== Data entries ==
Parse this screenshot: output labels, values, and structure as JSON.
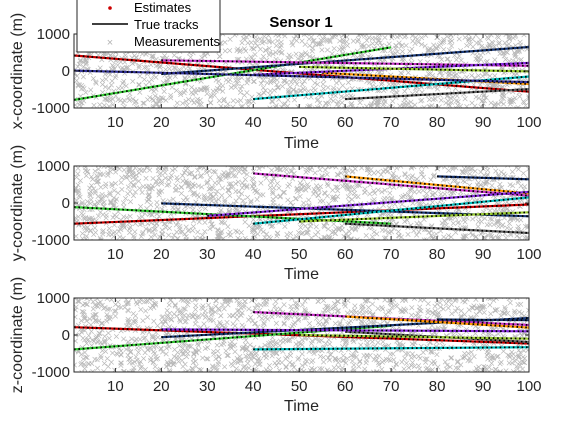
{
  "chart_data": {
    "type": "line",
    "title": "Sensor 1",
    "legend": {
      "placement": "top-left",
      "entries": [
        {
          "label": "Estimates",
          "marker": "dot",
          "color": "#cc0000"
        },
        {
          "label": "True tracks",
          "marker": "line",
          "color": "#000000"
        },
        {
          "label": "Measurements",
          "marker": "x",
          "color": "#b4b4b4"
        }
      ]
    },
    "xlim": [
      1,
      100
    ],
    "ylim": [
      -1000,
      1000
    ],
    "xticks": [
      10,
      20,
      30,
      40,
      50,
      60,
      70,
      80,
      90,
      100
    ],
    "yticks": [
      -1000,
      0,
      1000
    ],
    "grid": false,
    "panels": [
      {
        "xlabel": "Time",
        "ylabel": "x-coordinate (m)",
        "series": [
          {
            "color": "#cc0000",
            "x": [
              1,
              100
            ],
            "y": [
              420,
              -560
            ]
          },
          {
            "color": "#33cc33",
            "x": [
              1,
              70
            ],
            "y": [
              -780,
              640
            ]
          },
          {
            "color": "#1a3a7a",
            "x": [
              20,
              100
            ],
            "y": [
              -80,
              650
            ]
          },
          {
            "color": "#cc33cc",
            "x": [
              20,
              100
            ],
            "y": [
              290,
              140
            ]
          },
          {
            "color": "#00bfbf",
            "x": [
              40,
              100
            ],
            "y": [
              -760,
              -150
            ]
          },
          {
            "color": "#ff9900",
            "x": [
              55,
              100
            ],
            "y": [
              -50,
              -350
            ]
          },
          {
            "color": "#666666",
            "x": [
              60,
              100
            ],
            "y": [
              -760,
              -490
            ]
          },
          {
            "color": "#8a2be2",
            "x": [
              40,
              100
            ],
            "y": [
              -100,
              220
            ]
          },
          {
            "color": "#333399",
            "x": [
              1,
              100
            ],
            "y": [
              10,
              -300
            ]
          },
          {
            "color": "#9acd32",
            "x": [
              50,
              100
            ],
            "y": [
              110,
              -10
            ]
          }
        ]
      },
      {
        "xlabel": "Time",
        "ylabel": "y-coordinate (m)",
        "series": [
          {
            "color": "#cc0000",
            "x": [
              1,
              100
            ],
            "y": [
              -560,
              -40
            ]
          },
          {
            "color": "#33cc33",
            "x": [
              1,
              70
            ],
            "y": [
              -110,
              -560
            ]
          },
          {
            "color": "#1a3a7a",
            "x": [
              20,
              100
            ],
            "y": [
              -10,
              -360
            ]
          },
          {
            "color": "#cc33cc",
            "x": [
              40,
              100
            ],
            "y": [
              800,
              200
            ]
          },
          {
            "color": "#00bfbf",
            "x": [
              40,
              100
            ],
            "y": [
              -560,
              150
            ]
          },
          {
            "color": "#ff9900",
            "x": [
              60,
              100
            ],
            "y": [
              720,
              260
            ]
          },
          {
            "color": "#666666",
            "x": [
              60,
              100
            ],
            "y": [
              -560,
              -810
            ]
          },
          {
            "color": "#14306b",
            "x": [
              80,
              100
            ],
            "y": [
              720,
              640
            ]
          },
          {
            "color": "#8a2be2",
            "x": [
              30,
              100
            ],
            "y": [
              -350,
              300
            ]
          },
          {
            "color": "#9acd32",
            "x": [
              50,
              100
            ],
            "y": [
              -500,
              -250
            ]
          }
        ]
      },
      {
        "xlabel": "Time",
        "ylabel": "z-coordinate (m)",
        "series": [
          {
            "color": "#cc0000",
            "x": [
              1,
              100
            ],
            "y": [
              210,
              -230
            ]
          },
          {
            "color": "#33cc33",
            "x": [
              1,
              70
            ],
            "y": [
              -390,
              250
            ]
          },
          {
            "color": "#1a3a7a",
            "x": [
              20,
              100
            ],
            "y": [
              -60,
              460
            ]
          },
          {
            "color": "#cc33cc",
            "x": [
              40,
              100
            ],
            "y": [
              620,
              270
            ]
          },
          {
            "color": "#00bfbf",
            "x": [
              40,
              100
            ],
            "y": [
              -390,
              -330
            ]
          },
          {
            "color": "#ff9900",
            "x": [
              60,
              100
            ],
            "y": [
              500,
              200
            ]
          },
          {
            "color": "#666666",
            "x": [
              60,
              100
            ],
            "y": [
              90,
              -190
            ]
          },
          {
            "color": "#14306b",
            "x": [
              80,
              100
            ],
            "y": [
              420,
              400
            ]
          },
          {
            "color": "#8a2be2",
            "x": [
              20,
              100
            ],
            "y": [
              150,
              100
            ]
          },
          {
            "color": "#9acd32",
            "x": [
              50,
              100
            ],
            "y": [
              0,
              -100
            ]
          }
        ]
      }
    ]
  }
}
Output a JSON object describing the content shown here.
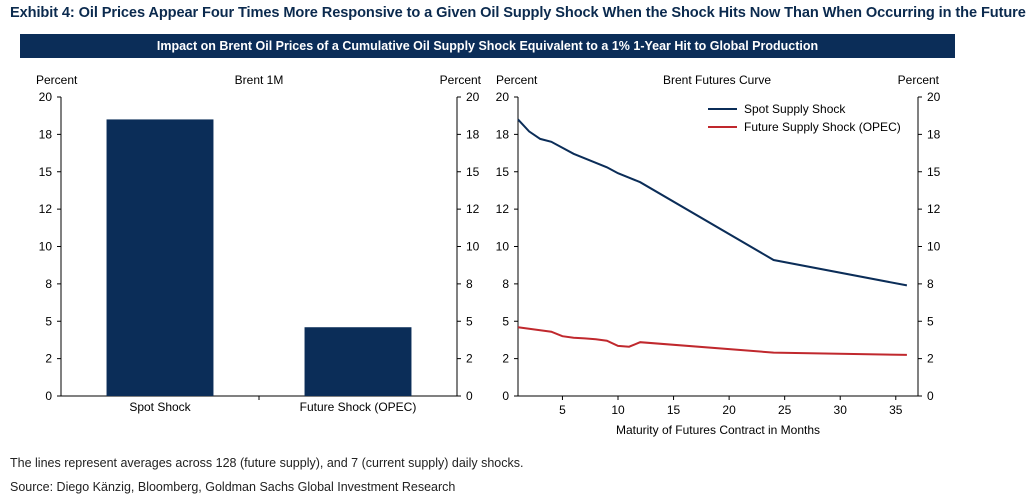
{
  "exhibit_title": "Exhibit 4: Oil Prices Appear Four Times More Responsive to a Given Oil Supply Shock When the Shock Hits Now Than When Occurring in the Future",
  "banner_title": "Impact on Brent Oil Prices of a Cumulative Oil Supply Shock Equivalent to a 1% 1-Year Hit to Global Production",
  "footnote": "The lines represent averages across 128 (future supply), and 7 (current supply) daily shocks.",
  "source": "Source: Diego Känzig, Bloomberg, Goldman Sachs Global Investment Research",
  "colors": {
    "navy": "#0b2d58",
    "red": "#c0282d"
  },
  "chart_data": [
    {
      "type": "bar",
      "title": "Brent 1M",
      "ylabel_left": "Percent",
      "ylabel_right": "Percent",
      "ylim": [
        0,
        20
      ],
      "yticks": [
        0,
        2,
        5,
        8,
        10,
        12,
        15,
        18,
        20
      ],
      "yticks_values": [
        0,
        2.5,
        5,
        7.5,
        10,
        12.5,
        15,
        17.5,
        20
      ],
      "categories": [
        "Spot Shock",
        "Future Shock (OPEC)"
      ],
      "values": [
        18.5,
        4.6
      ],
      "grid": false
    },
    {
      "type": "line",
      "title": "Brent Futures Curve",
      "xlabel": "Maturity of Futures Contract in Months",
      "ylabel_left": "Percent",
      "ylabel_right": "Percent",
      "xlim": [
        1,
        37
      ],
      "xticks": [
        5,
        10,
        15,
        20,
        25,
        30,
        35
      ],
      "ylim": [
        0,
        20
      ],
      "yticks": [
        0,
        2,
        5,
        8,
        10,
        12,
        15,
        18,
        20
      ],
      "yticks_values": [
        0,
        2.5,
        5,
        7.5,
        10,
        12.5,
        15,
        17.5,
        20
      ],
      "legend_position": "top-right",
      "grid": false,
      "series": [
        {
          "name": "Spot Supply Shock",
          "color": "#0b2d58",
          "x": [
            1,
            2,
            3,
            4,
            5,
            6,
            7,
            8,
            9,
            10,
            11,
            12,
            24,
            36
          ],
          "values": [
            18.5,
            17.7,
            17.2,
            17.0,
            16.6,
            16.2,
            15.9,
            15.6,
            15.3,
            14.9,
            14.6,
            14.3,
            9.1,
            7.4
          ]
        },
        {
          "name": "Future Supply Shock (OPEC)",
          "color": "#c0282d",
          "x": [
            1,
            2,
            3,
            4,
            5,
            6,
            7,
            8,
            9,
            10,
            11,
            12,
            24,
            36
          ],
          "values": [
            4.6,
            4.5,
            4.4,
            4.3,
            4.0,
            3.9,
            3.85,
            3.8,
            3.7,
            3.35,
            3.3,
            3.6,
            2.9,
            2.75
          ]
        }
      ]
    }
  ]
}
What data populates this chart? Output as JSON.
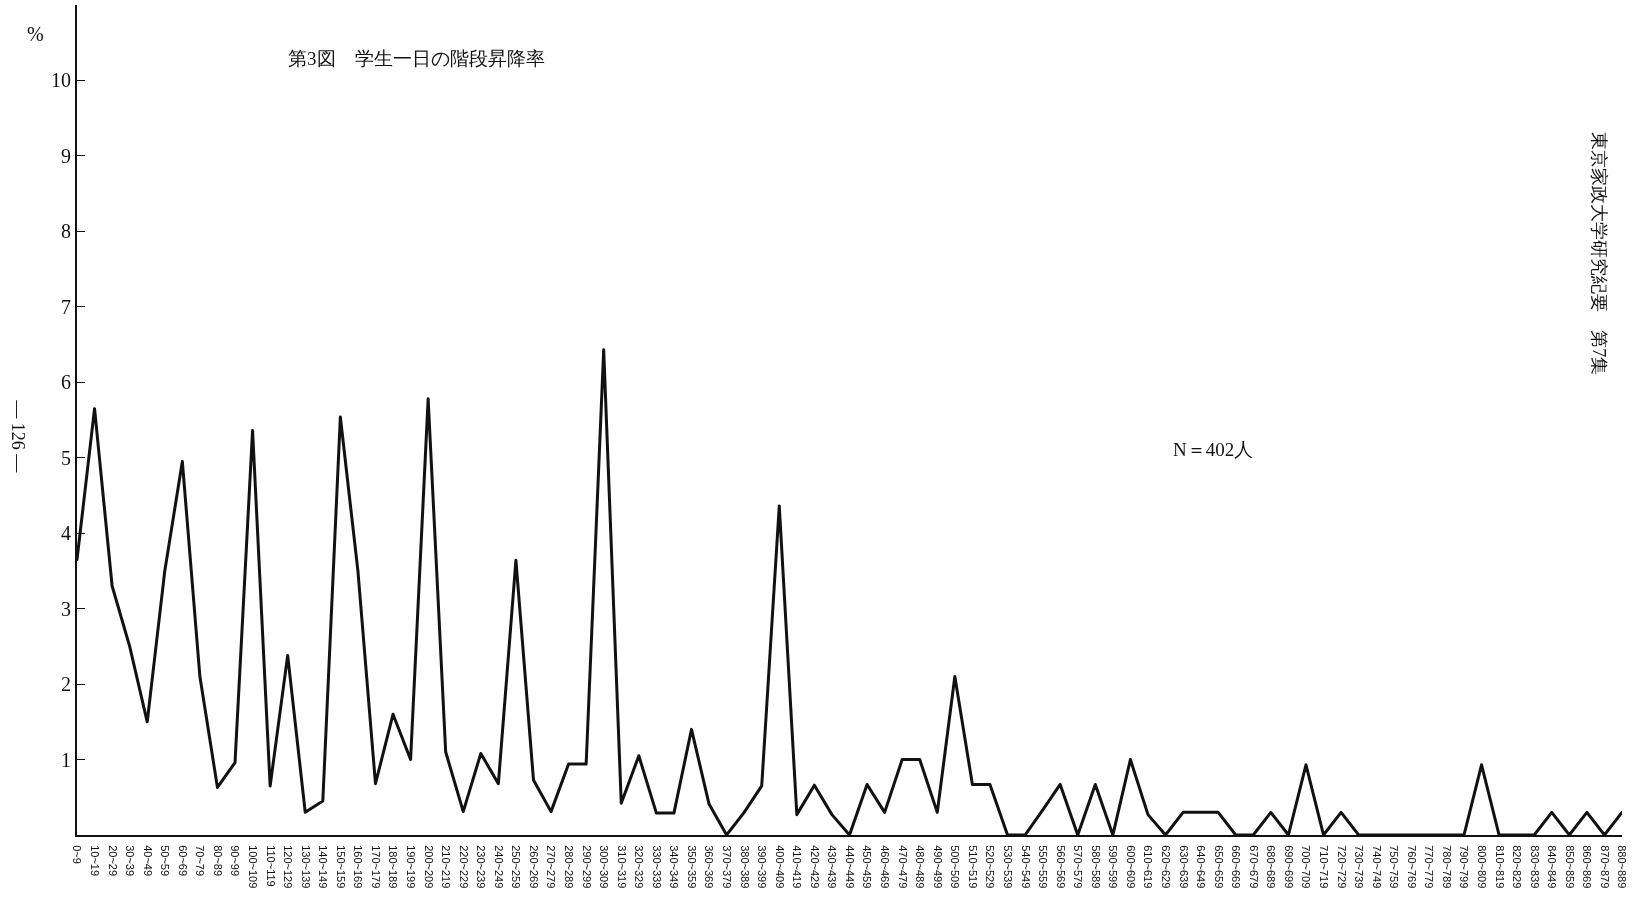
{
  "chart_data": {
    "type": "line",
    "title": "第3図　学生一日の階段昇降率",
    "ylabel": "%",
    "categories": [
      "0~9",
      "10~19",
      "20~29",
      "30~39",
      "40~49",
      "50~59",
      "60~69",
      "70~79",
      "80~89",
      "90~99",
      "100~109",
      "110~119",
      "120~129",
      "130~139",
      "140~149",
      "150~159",
      "160~169",
      "170~179",
      "180~189",
      "190~199",
      "200~209",
      "210~219",
      "220~229",
      "230~239",
      "240~249",
      "250~259",
      "260~269",
      "270~279",
      "280~289",
      "290~299",
      "300~309",
      "310~319",
      "320~329",
      "330~339",
      "340~349",
      "350~359",
      "360~369",
      "370~379",
      "380~389",
      "390~399",
      "400~409",
      "410~419",
      "420~429",
      "430~439",
      "440~449",
      "450~459",
      "460~469",
      "470~479",
      "480~489",
      "490~499",
      "500~509",
      "510~519",
      "520~529",
      "530~539",
      "540~549",
      "550~559",
      "560~569",
      "570~579",
      "580~589",
      "590~599",
      "600~609",
      "610~619",
      "620~629",
      "630~639",
      "640~649",
      "650~659",
      "660~669",
      "670~679",
      "680~689",
      "690~699",
      "700~709",
      "710~719",
      "720~729",
      "730~739",
      "740~749",
      "750~759",
      "760~769",
      "770~779",
      "780~789",
      "790~799",
      "800~809",
      "810~819",
      "820~829",
      "830~839",
      "840~849",
      "850~859",
      "860~869",
      "870~879",
      "880~889"
    ],
    "series": [
      {
        "color": "#111111",
        "values": [
          3.65,
          5.65,
          3.3,
          2.5,
          1.5,
          3.5,
          4.95,
          2.1,
          0.63,
          0.96,
          5.36,
          0.65,
          2.38,
          0.3,
          0.45,
          5.54,
          3.5,
          0.68,
          1.6,
          1.0,
          5.78,
          1.1,
          0.31,
          1.08,
          0.68,
          3.64,
          0.73,
          0.31,
          0.94,
          0.94,
          6.43,
          0.42,
          1.05,
          0.29,
          0.29,
          1.4,
          0.41,
          0,
          0.3,
          0.65,
          4.36,
          0.27,
          0.66,
          0.27,
          0,
          0.67,
          0.3,
          1.0,
          1.0,
          0.3,
          2.1,
          0.67,
          0.67,
          0,
          0,
          0.33,
          0.67,
          0,
          0.67,
          0,
          1.0,
          0.27,
          0,
          0.3,
          0.3,
          0.3,
          0,
          0,
          0.3,
          0,
          0.93,
          0,
          0.3,
          0,
          0,
          0,
          0,
          0,
          0,
          0,
          0.93,
          0,
          0,
          0,
          0.3,
          0,
          0.3,
          0,
          0.3
        ]
      }
    ],
    "ylim": [
      0,
      11
    ],
    "yticks": [
      1,
      2,
      3,
      4,
      5,
      6,
      7,
      8,
      9,
      10
    ],
    "grid": false,
    "marker": "none",
    "line_style": "solid",
    "annotations": [
      "N＝402人",
      "東京家政大学研究紀要　第7集",
      "— 126 —"
    ]
  }
}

== Given request ==
Locate the word "Prices" in the data above. Copy every line carrying it.

== Written reply ==
  "exhibit_title": "Exhibit 4: Oil Prices Appear Four Times More Responsive to a Given Oil Supply Shock When the Shock Hits Now Than When Occurring in the Future",
  "banner_title": "Impact on Brent Oil Prices of a Cumulative Oil Supply Shock Equivalent to a 1% 1-Year Hit to Global Production",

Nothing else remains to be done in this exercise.